- _BRIEF_
Extract and list every line that contains the word "slot".

- _DATA PROVIDED_
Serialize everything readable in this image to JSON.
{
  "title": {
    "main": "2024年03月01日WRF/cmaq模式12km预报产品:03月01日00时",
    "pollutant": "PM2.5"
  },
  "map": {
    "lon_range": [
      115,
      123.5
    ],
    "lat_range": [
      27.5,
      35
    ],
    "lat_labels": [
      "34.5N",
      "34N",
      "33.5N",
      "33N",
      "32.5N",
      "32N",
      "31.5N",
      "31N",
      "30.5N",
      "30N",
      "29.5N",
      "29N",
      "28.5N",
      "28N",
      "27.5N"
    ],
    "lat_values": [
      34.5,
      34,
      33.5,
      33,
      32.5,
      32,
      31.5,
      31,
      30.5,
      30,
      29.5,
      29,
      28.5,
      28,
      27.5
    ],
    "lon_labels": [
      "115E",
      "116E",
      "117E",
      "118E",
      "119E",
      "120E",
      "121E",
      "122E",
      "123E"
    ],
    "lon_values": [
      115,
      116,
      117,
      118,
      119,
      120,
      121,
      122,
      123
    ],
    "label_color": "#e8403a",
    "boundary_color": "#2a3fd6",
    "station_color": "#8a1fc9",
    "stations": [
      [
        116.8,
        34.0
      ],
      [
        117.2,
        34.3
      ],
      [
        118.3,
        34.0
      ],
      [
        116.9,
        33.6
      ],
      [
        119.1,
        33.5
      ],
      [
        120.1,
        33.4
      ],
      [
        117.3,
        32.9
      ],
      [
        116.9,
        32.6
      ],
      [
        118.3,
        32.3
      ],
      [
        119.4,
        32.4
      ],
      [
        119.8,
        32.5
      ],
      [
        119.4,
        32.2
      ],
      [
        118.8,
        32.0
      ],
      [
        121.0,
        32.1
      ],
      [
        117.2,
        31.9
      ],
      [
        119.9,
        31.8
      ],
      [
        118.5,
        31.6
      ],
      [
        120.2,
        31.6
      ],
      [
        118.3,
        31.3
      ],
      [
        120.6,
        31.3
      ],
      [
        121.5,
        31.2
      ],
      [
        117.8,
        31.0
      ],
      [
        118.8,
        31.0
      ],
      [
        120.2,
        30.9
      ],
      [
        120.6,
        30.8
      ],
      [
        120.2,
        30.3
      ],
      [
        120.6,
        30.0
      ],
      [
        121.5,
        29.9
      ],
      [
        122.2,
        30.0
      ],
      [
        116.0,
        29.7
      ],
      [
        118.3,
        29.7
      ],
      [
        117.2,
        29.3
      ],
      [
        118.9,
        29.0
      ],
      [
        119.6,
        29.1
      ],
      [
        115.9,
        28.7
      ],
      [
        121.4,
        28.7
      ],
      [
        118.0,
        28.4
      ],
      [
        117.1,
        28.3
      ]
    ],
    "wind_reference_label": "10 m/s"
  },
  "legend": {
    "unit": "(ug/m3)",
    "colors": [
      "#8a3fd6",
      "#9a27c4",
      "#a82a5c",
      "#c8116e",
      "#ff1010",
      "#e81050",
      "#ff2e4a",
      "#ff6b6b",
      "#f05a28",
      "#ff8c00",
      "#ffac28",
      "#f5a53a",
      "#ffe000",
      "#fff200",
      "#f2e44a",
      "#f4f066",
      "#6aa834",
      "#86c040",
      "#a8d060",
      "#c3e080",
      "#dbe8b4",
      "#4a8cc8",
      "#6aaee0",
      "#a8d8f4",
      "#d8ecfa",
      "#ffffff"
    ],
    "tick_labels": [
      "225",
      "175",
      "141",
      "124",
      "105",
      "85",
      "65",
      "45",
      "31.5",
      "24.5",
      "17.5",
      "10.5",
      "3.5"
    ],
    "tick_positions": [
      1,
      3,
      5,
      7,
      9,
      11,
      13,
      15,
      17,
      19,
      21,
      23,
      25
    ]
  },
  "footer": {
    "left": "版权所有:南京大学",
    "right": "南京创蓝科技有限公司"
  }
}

...

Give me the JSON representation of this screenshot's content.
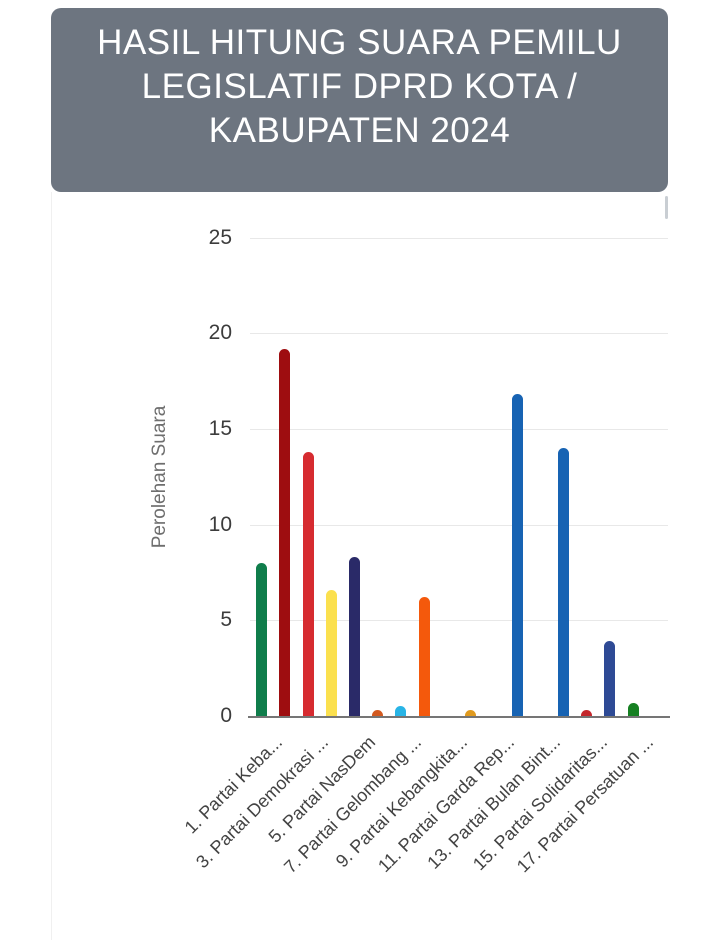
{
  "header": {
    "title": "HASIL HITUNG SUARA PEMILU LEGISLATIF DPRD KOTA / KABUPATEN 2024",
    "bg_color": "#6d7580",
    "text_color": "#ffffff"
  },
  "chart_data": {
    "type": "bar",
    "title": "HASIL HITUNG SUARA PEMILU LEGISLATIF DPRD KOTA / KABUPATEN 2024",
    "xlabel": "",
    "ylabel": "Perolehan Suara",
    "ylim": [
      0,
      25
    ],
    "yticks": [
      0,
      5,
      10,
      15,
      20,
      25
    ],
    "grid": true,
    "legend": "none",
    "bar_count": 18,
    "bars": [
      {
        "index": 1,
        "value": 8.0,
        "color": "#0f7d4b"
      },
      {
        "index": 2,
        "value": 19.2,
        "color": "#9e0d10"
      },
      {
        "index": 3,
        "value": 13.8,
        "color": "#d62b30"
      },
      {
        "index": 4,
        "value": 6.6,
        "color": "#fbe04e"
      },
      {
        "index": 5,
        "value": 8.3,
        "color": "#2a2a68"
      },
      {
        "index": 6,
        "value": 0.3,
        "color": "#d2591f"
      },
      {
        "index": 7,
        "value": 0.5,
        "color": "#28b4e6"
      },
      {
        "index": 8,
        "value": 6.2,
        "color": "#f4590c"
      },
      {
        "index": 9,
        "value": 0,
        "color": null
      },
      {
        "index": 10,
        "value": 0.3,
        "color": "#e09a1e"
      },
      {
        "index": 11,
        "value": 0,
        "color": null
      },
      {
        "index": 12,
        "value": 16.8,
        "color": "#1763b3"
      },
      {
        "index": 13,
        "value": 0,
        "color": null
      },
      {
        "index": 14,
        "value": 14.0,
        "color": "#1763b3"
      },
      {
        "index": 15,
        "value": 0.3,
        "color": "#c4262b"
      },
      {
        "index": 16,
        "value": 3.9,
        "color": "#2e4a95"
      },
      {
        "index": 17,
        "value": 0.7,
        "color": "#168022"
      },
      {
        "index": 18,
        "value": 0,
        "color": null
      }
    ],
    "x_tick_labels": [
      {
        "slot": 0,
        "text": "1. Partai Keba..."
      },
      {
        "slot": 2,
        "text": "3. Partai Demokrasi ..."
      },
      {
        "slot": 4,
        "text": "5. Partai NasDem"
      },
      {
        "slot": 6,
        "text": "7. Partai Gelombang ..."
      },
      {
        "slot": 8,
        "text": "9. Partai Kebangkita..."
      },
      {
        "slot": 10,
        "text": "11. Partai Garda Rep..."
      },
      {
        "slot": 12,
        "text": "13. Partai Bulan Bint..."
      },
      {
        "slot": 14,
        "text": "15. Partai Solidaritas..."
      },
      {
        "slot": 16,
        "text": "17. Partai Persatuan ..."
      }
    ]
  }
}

- _RESPONSE FOR THIS EXERCISE_
        "slot": 0,
        "slot": 2,
        "slot": 4,
        "slot": 6,
        "slot": 8,
        "slot": 10,
        "slot": 12,
        "slot": 14,
        "slot": 16,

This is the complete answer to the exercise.